Given exercise = Find each line holding the word "name" and give the number of such lines, nothing else.

____ Dataset records

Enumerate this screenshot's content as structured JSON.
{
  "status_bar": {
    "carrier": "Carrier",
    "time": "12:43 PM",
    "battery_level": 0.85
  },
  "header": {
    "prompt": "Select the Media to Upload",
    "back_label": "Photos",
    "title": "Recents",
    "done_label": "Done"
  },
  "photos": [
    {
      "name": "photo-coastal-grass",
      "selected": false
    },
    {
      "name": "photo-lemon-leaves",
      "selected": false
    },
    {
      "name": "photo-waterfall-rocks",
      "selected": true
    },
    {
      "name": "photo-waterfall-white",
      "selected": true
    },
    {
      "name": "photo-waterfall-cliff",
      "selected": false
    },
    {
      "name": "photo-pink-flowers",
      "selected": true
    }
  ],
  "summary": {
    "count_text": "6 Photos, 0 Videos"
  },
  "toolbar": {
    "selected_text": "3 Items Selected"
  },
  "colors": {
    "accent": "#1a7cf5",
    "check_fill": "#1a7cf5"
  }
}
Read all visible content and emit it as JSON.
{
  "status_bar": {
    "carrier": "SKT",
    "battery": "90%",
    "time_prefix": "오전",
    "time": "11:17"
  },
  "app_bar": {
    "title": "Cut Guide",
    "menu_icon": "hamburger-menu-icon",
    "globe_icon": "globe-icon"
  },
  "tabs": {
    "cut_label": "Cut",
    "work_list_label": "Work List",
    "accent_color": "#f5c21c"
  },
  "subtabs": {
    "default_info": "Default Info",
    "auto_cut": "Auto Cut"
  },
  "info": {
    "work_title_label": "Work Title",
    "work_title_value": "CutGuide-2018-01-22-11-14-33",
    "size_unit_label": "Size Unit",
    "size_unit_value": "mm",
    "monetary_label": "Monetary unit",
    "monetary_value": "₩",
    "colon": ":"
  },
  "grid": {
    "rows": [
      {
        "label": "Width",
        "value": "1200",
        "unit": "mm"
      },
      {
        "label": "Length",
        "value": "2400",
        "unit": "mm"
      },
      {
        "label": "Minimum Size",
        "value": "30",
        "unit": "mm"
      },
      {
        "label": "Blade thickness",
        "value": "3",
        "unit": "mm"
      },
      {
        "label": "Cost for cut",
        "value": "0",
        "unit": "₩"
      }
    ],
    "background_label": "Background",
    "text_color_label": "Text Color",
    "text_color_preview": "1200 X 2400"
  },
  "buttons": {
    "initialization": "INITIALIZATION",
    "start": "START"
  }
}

________

Response to the task = 6